### Raw records ###

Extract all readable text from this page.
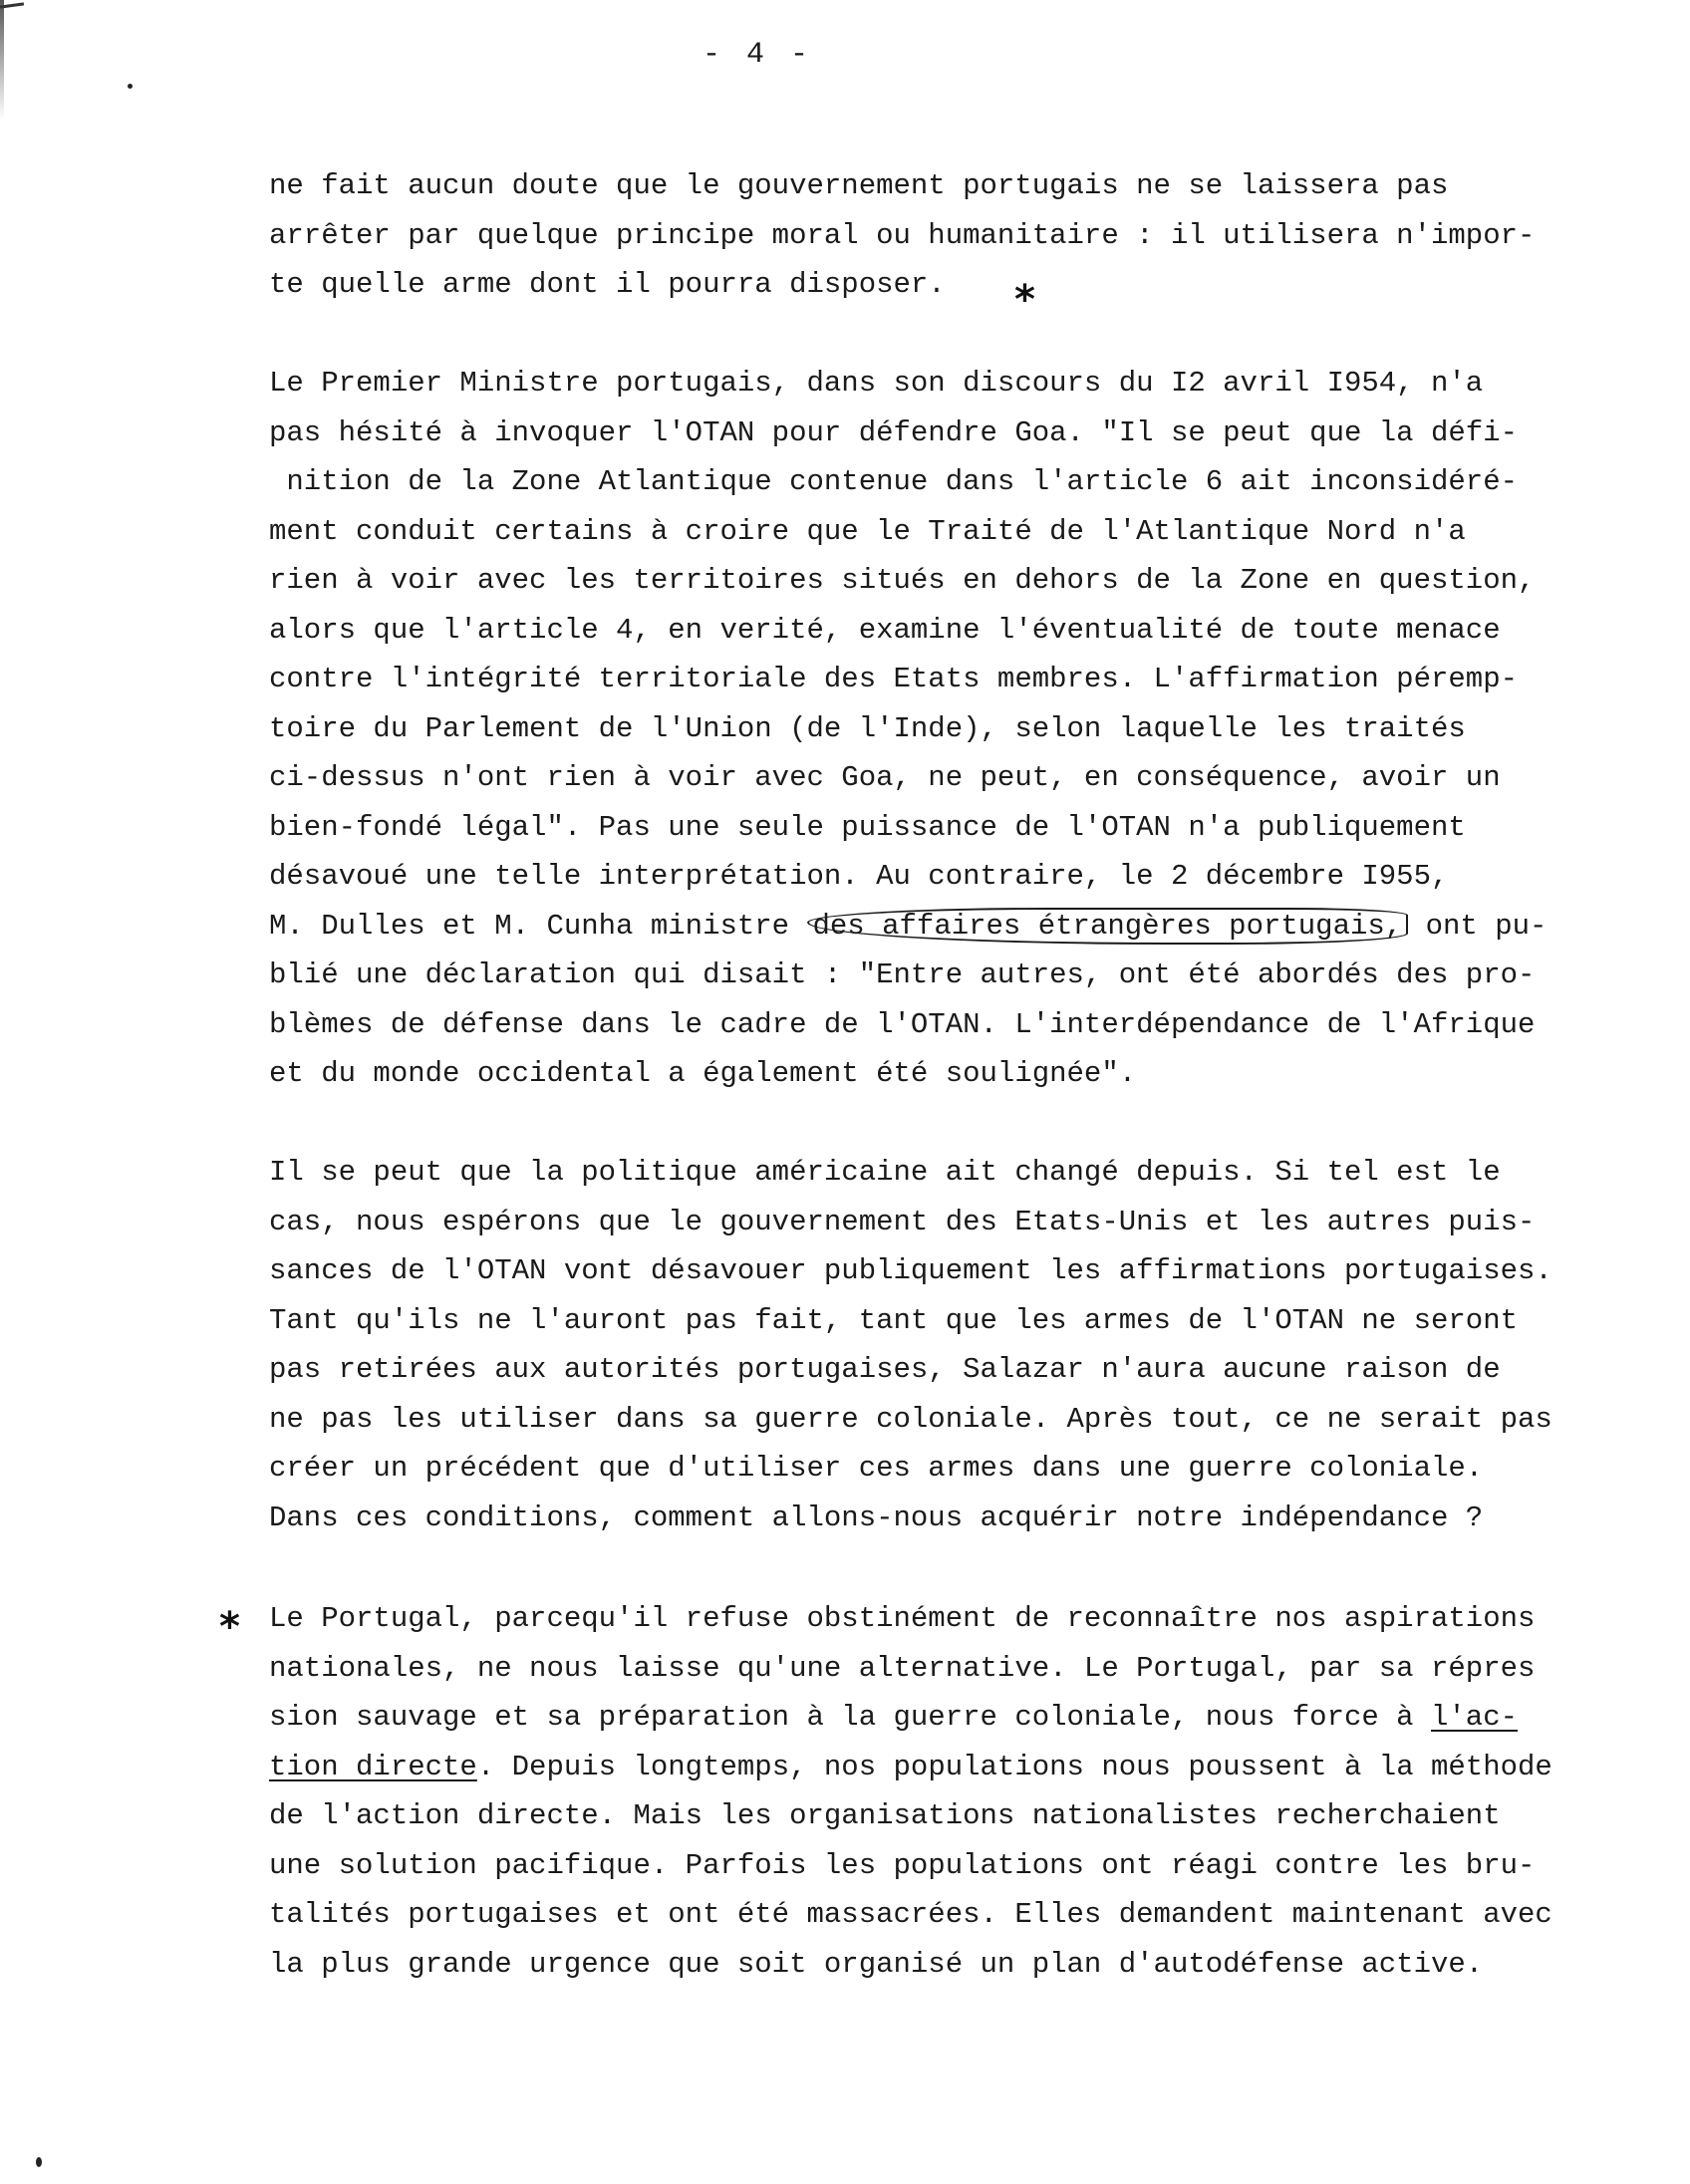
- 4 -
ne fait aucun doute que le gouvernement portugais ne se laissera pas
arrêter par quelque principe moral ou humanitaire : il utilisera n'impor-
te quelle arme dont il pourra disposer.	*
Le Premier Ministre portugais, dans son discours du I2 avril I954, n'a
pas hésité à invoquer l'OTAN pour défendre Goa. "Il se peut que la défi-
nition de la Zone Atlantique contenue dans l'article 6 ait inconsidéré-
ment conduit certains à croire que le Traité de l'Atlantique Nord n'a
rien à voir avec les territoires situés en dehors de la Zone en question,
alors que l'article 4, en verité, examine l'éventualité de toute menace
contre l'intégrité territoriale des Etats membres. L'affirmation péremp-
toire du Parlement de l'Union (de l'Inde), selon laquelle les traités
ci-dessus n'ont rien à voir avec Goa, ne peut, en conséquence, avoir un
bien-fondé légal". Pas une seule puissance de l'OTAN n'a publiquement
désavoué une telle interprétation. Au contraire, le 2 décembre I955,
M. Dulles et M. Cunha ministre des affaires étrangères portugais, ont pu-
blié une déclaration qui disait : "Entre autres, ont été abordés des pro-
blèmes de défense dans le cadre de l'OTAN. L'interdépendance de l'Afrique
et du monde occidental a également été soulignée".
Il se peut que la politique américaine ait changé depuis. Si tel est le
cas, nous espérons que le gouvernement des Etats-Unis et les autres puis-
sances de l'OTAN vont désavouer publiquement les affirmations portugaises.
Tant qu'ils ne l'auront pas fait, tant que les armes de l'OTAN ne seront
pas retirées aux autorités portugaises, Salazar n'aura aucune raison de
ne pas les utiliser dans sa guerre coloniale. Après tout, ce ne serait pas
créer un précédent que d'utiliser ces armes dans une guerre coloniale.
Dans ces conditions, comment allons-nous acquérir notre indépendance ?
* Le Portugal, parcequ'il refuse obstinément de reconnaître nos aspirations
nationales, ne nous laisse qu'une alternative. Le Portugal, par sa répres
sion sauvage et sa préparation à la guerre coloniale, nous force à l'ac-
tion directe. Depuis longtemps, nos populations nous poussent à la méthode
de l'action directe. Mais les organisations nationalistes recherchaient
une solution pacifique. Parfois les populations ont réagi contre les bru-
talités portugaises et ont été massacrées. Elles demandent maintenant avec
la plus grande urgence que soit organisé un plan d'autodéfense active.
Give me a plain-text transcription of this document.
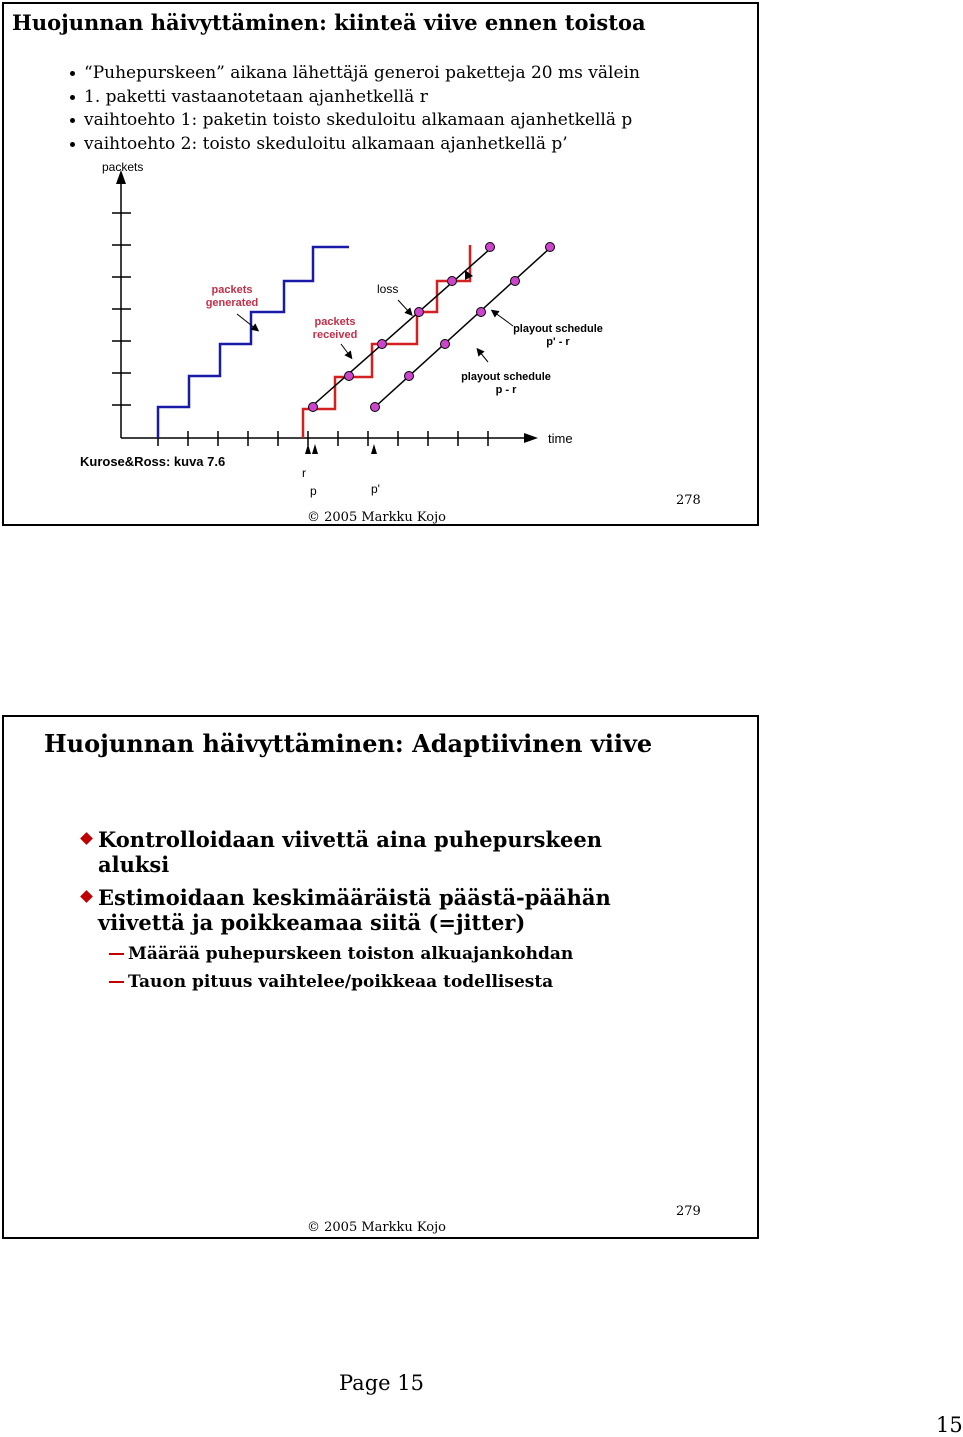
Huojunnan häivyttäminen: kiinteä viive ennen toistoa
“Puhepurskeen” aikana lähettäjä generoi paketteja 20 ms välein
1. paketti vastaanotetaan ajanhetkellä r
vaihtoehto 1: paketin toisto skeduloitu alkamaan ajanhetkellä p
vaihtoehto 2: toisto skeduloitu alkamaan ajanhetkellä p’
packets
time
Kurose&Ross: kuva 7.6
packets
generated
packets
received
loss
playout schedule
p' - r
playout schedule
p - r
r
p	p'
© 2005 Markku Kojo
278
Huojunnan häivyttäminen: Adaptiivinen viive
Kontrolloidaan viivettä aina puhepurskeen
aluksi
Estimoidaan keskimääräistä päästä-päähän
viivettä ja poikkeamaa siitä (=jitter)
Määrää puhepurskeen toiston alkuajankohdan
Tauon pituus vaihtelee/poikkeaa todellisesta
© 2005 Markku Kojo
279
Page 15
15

###

_Exercise requirements_:
Every line of the data should be copied as it stands, without the images.

_Expected answer_:
Extract all readable text from this page.
- 4 -
ne fait aucun doute que le gouvernement portugais ne se laissera pas
arrêter par quelque principe moral ou humanitaire : il utilisera n'impor-
te quelle arme dont il pourra disposer.	*
Le Premier Ministre portugais, dans son discours du I2 avril I954, n'a
pas hésité à invoquer l'OTAN pour défendre Goa. "Il se peut que la défi-
nition de la Zone Atlantique contenue dans l'article 6 ait inconsidéré-
ment conduit certains à croire que le Traité de l'Atlantique Nord n'a
rien à voir avec les territoires situés en dehors de la Zone en question,
alors que l'article 4, en verité, examine l'éventualité de toute menace
contre l'intégrité territoriale des Etats membres. L'affirmation péremp-
toire du Parlement de l'Union (de l'Inde), selon laquelle les traités
ci-dessus n'ont rien à voir avec Goa, ne peut, en conséquence, avoir un
bien-fondé légal". Pas une seule puissance de l'OTAN n'a publiquement
désavoué une telle interprétation. Au contraire, le 2 décembre I955,
M. Dulles et M. Cunha ministre des affaires étrangères portugais, ont pu-
blié une déclaration qui disait : "Entre autres, ont été abordés des pro-
blèmes de défense dans le cadre de l'OTAN. L'interdépendance de l'Afrique
et du monde occidental a également été soulignée".
Il se peut que la politique américaine ait changé depuis. Si tel est le
cas, nous espérons que le gouvernement des Etats-Unis et les autres puis-
sances de l'OTAN vont désavouer publiquement les affirmations portugaises.
Tant qu'ils ne l'auront pas fait, tant que les armes de l'OTAN ne seront
pas retirées aux autorités portugaises, Salazar n'aura aucune raison de
ne pas les utiliser dans sa guerre coloniale. Après tout, ce ne serait pas
créer un précédent que d'utiliser ces armes dans une guerre coloniale.
Dans ces conditions, comment allons-nous acquérir notre indépendance ?
* Le Portugal, parcequ'il refuse obstinément de reconnaître nos aspirations
nationales, ne nous laisse qu'une alternative. Le Portugal, par sa répres
sion sauvage et sa préparation à la guerre coloniale, nous force à l'ac-
tion directe. Depuis longtemps, nos populations nous poussent à la méthode
de l'action directe. Mais les organisations nationalistes recherchaient
une solution pacifique. Parfois les populations ont réagi contre les bru-
talités portugaises et ont été massacrées. Elles demandent maintenant avec
la plus grande urgence que soit organisé un plan d'autodéfense active.
Give me a plain-text transcription of this document.
Huojunnan häivyttäminen: kiinteä viive ennen toistoa
“Puhepurskeen” aikana lähettäjä generoi paketteja 20 ms välein
1. paketti vastaanotetaan ajanhetkellä r
vaihtoehto 1: paketin toisto skeduloitu alkamaan ajanhetkellä p
vaihtoehto 2: toisto skeduloitu alkamaan ajanhetkellä p’
packets
time
Kurose&Ross: kuva 7.6
packets
generated
packets
received
loss
playout schedule
p' - r
playout schedule
p - r
r
p	p'
© 2005 Markku Kojo
278
Huojunnan häivyttäminen: Adaptiivinen viive
Kontrolloidaan viivettä aina puhepurskeen
aluksi
Estimoidaan keskimääräistä päästä-päähän
viivettä ja poikkeamaa siitä (=jitter)
Määrää puhepurskeen toiston alkuajankohdan
Tauon pituus vaihtelee/poikkeaa todellisesta
© 2005 Markku Kojo
279
Page 15
15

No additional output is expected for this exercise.